(Saved data entries)

◇ ◇ ◇ ◇ ◇

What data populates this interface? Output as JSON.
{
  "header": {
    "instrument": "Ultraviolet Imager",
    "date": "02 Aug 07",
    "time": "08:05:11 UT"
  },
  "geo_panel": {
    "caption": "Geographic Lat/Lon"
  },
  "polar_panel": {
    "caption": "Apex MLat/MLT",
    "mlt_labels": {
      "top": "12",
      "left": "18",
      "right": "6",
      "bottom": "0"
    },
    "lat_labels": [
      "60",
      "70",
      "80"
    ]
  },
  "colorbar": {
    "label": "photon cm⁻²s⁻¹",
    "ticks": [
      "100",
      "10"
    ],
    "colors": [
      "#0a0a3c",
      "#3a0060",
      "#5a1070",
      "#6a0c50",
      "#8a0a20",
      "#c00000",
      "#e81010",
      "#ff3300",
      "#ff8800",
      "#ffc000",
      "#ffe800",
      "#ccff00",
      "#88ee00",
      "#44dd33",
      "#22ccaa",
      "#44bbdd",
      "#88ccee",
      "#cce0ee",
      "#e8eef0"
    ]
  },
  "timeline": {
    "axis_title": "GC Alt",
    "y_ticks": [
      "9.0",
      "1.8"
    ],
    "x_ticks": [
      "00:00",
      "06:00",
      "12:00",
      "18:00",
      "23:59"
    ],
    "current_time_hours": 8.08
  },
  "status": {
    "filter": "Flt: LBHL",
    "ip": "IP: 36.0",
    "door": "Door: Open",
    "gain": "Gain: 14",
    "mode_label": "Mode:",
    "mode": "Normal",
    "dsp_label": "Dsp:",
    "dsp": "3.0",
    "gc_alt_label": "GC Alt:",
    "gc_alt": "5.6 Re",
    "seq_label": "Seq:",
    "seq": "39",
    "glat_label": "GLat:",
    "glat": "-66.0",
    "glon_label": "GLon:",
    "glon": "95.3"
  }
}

◇ ◇ ◇ ◇ ◇

**Aim of the exercise:** Among the entries above, how many lines include the word "caption"? Give the number with no comment.

**The reply:** 2